## [The task]
Below are some entries. Return exactly the lines from the one with "Output a JSON" through the final line, leaving out any pictures.

Chart and figure data
------

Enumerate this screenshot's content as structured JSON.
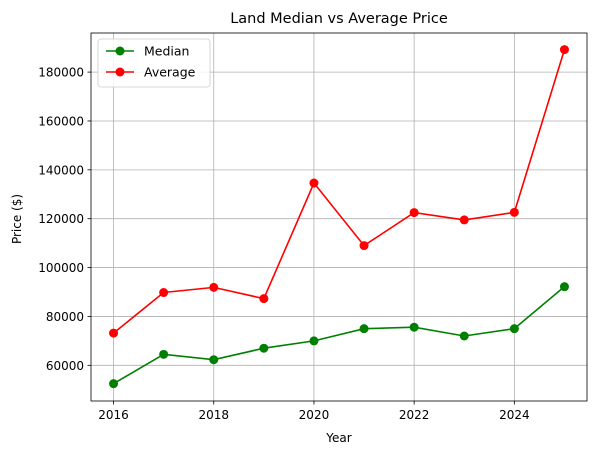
{
  "chart_data": {
    "type": "line",
    "title": "Land Median vs Average Price",
    "xlabel": "Year",
    "ylabel": "Price ($)",
    "x": [
      2016,
      2017,
      2018,
      2019,
      2020,
      2021,
      2022,
      2023,
      2024,
      2025
    ],
    "xlim": [
      2015.55,
      2025.45
    ],
    "xticks": [
      2016,
      2018,
      2020,
      2022,
      2024
    ],
    "ylim": [
      45400,
      196000
    ],
    "yticks": [
      60000,
      80000,
      100000,
      120000,
      140000,
      160000,
      180000
    ],
    "grid": true,
    "legend_position": "top-left",
    "series": [
      {
        "name": "Median",
        "color": "#008000",
        "values": [
          52500,
          64500,
          62300,
          67000,
          70000,
          75000,
          75600,
          72000,
          75000,
          92200
        ]
      },
      {
        "name": "Average",
        "color": "#ff0000",
        "values": [
          73200,
          89800,
          91900,
          87300,
          134600,
          109000,
          122500,
          119500,
          122600,
          189200
        ]
      }
    ]
  }
}
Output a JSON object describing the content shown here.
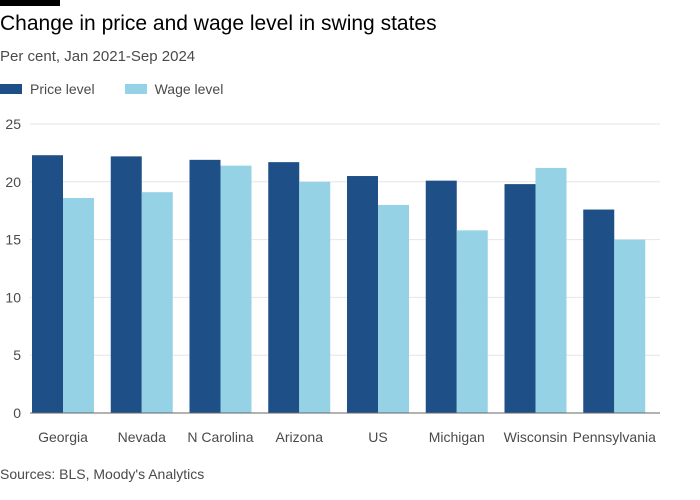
{
  "header": {
    "title": "Change in price and wage level in swing states",
    "subtitle": "Per cent, Jan 2021-Sep 2024"
  },
  "source": "Sources: BLS, Moody's Analytics",
  "colors": {
    "price": "#1e5087",
    "wage": "#96d2e6",
    "grid": "#e6e6e6",
    "axis": "#666666",
    "text": "#4a4a4a"
  },
  "chart_data": {
    "type": "bar",
    "categories": [
      "Georgia",
      "Nevada",
      "N Carolina",
      "Arizona",
      "US",
      "Michigan",
      "Wisconsin",
      "Pennsylvania"
    ],
    "series": [
      {
        "name": "Price level",
        "color": "#1e5087",
        "values": [
          22.3,
          22.2,
          21.9,
          21.7,
          20.5,
          20.1,
          19.8,
          17.6
        ]
      },
      {
        "name": "Wage level",
        "color": "#96d2e6",
        "values": [
          18.6,
          19.1,
          21.4,
          20.0,
          18.0,
          15.8,
          21.2,
          15.0
        ]
      }
    ],
    "yticks": [
      0,
      5,
      10,
      15,
      20,
      25
    ],
    "ylim": [
      0,
      25
    ],
    "grid": true,
    "legend_position": "top-left"
  }
}
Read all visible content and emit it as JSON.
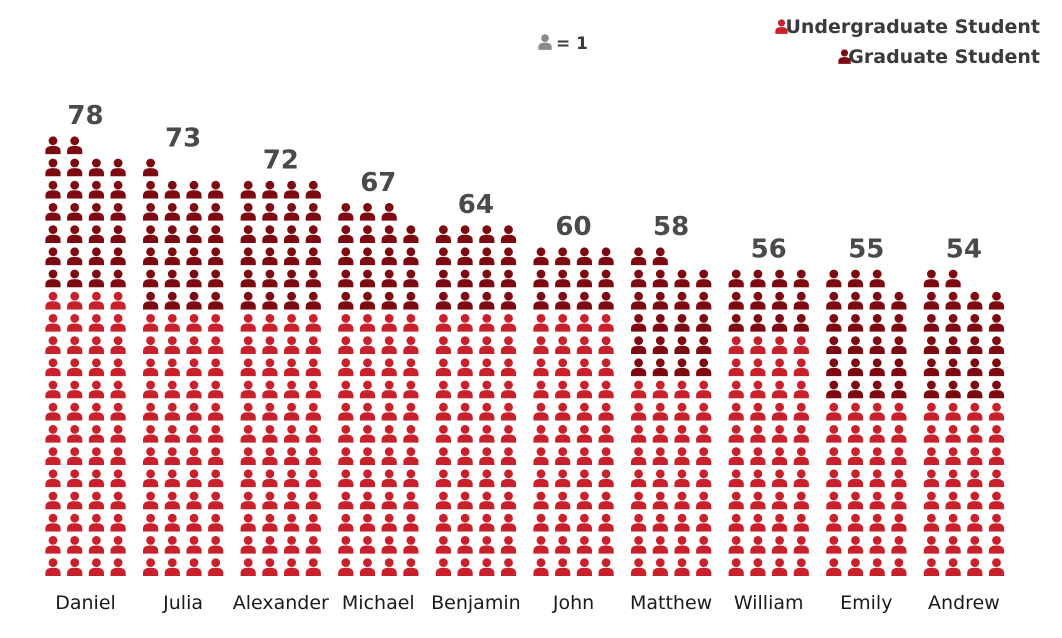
{
  "chart_data": {
    "type": "pictogram",
    "unit_key": {
      "label": "= 1",
      "icon": "person-icon",
      "color": "#8a8a8a"
    },
    "series": [
      {
        "name": "Undergraduate Student",
        "color": "#c9212b",
        "icon": "person-icon"
      },
      {
        "name": "Graduate Student",
        "color": "#7d0a10",
        "icon": "person-icon"
      }
    ],
    "legend_position": "top-right",
    "categories": [
      "Daniel",
      "Julia",
      "Alexander",
      "Michael",
      "Benjamin",
      "John",
      "Matthew",
      "William",
      "Emily",
      "Andrew"
    ],
    "totals": [
      78,
      73,
      72,
      67,
      64,
      60,
      58,
      56,
      55,
      54
    ],
    "undergraduate": [
      52,
      48,
      48,
      48,
      48,
      48,
      36,
      44,
      32,
      32
    ],
    "graduate": [
      26,
      25,
      24,
      19,
      16,
      12,
      22,
      12,
      23,
      22
    ]
  }
}
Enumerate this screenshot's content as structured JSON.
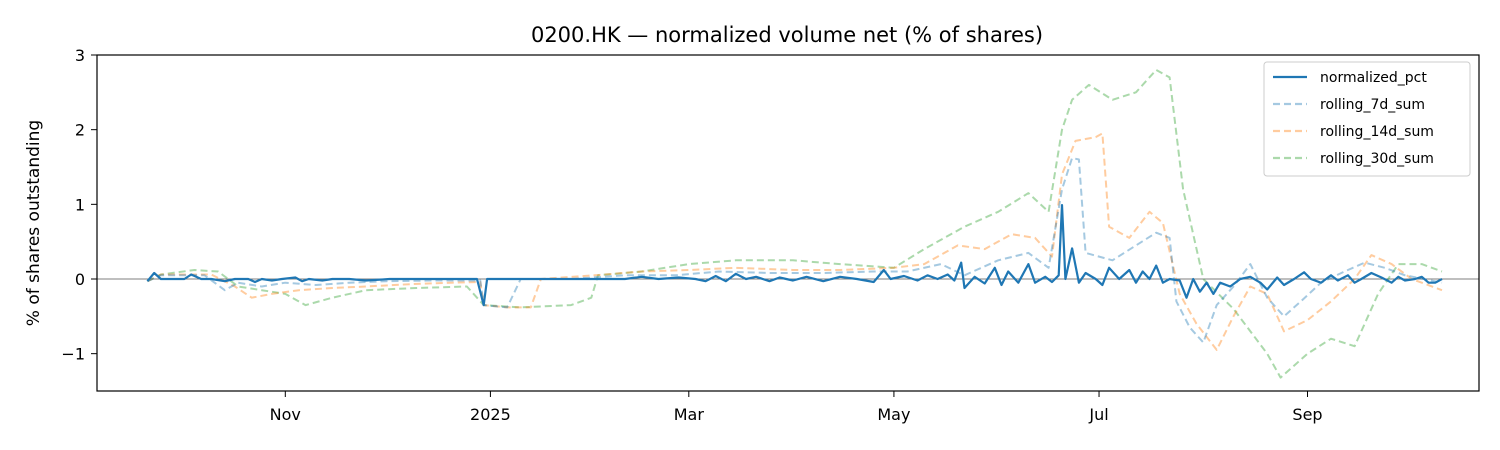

------

## [Completed exercise]
Output a JSON object describing the content shown here.
{
  "header": {
    "title": "Change in price and wage level in swing states",
    "subtitle": "Per cent, Jan 2021-Sep 2024"
  },
  "source": "Sources: BLS, Moody's Analytics",
  "colors": {
    "price": "#1e5087",
    "wage": "#96d2e6",
    "grid": "#e6e6e6",
    "axis": "#666666",
    "text": "#4a4a4a"
  },
  "chart_data": {
    "type": "bar",
    "categories": [
      "Georgia",
      "Nevada",
      "N Carolina",
      "Arizona",
      "US",
      "Michigan",
      "Wisconsin",
      "Pennsylvania"
    ],
    "series": [
      {
        "name": "Price level",
        "color": "#1e5087",
        "values": [
          22.3,
          22.2,
          21.9,
          21.7,
          20.5,
          20.1,
          19.8,
          17.6
        ]
      },
      {
        "name": "Wage level",
        "color": "#96d2e6",
        "values": [
          18.6,
          19.1,
          21.4,
          20.0,
          18.0,
          15.8,
          21.2,
          15.0
        ]
      }
    ],
    "yticks": [
      0,
      5,
      10,
      15,
      20,
      25
    ],
    "ylim": [
      0,
      25
    ],
    "grid": true,
    "legend_position": "top-left"
  }
}
Read all visible content and emit it as JSON.
{
  "chart_data": {
    "type": "pictogram",
    "unit_key": {
      "label": "= 1",
      "icon": "person-icon",
      "color": "#8a8a8a"
    },
    "series": [
      {
        "name": "Undergraduate Student",
        "color": "#c9212b",
        "icon": "person-icon"
      },
      {
        "name": "Graduate Student",
        "color": "#7d0a10",
        "icon": "person-icon"
      }
    ],
    "legend_position": "top-right",
    "categories": [
      "Daniel",
      "Julia",
      "Alexander",
      "Michael",
      "Benjamin",
      "John",
      "Matthew",
      "William",
      "Emily",
      "Andrew"
    ],
    "totals": [
      78,
      73,
      72,
      67,
      64,
      60,
      58,
      56,
      55,
      54
    ],
    "undergraduate": [
      52,
      48,
      48,
      48,
      48,
      48,
      36,
      44,
      32,
      32
    ],
    "graduate": [
      26,
      25,
      24,
      19,
      16,
      12,
      22,
      12,
      23,
      22
    ]
  }
}
Enumerate this screenshot's content as structured JSON.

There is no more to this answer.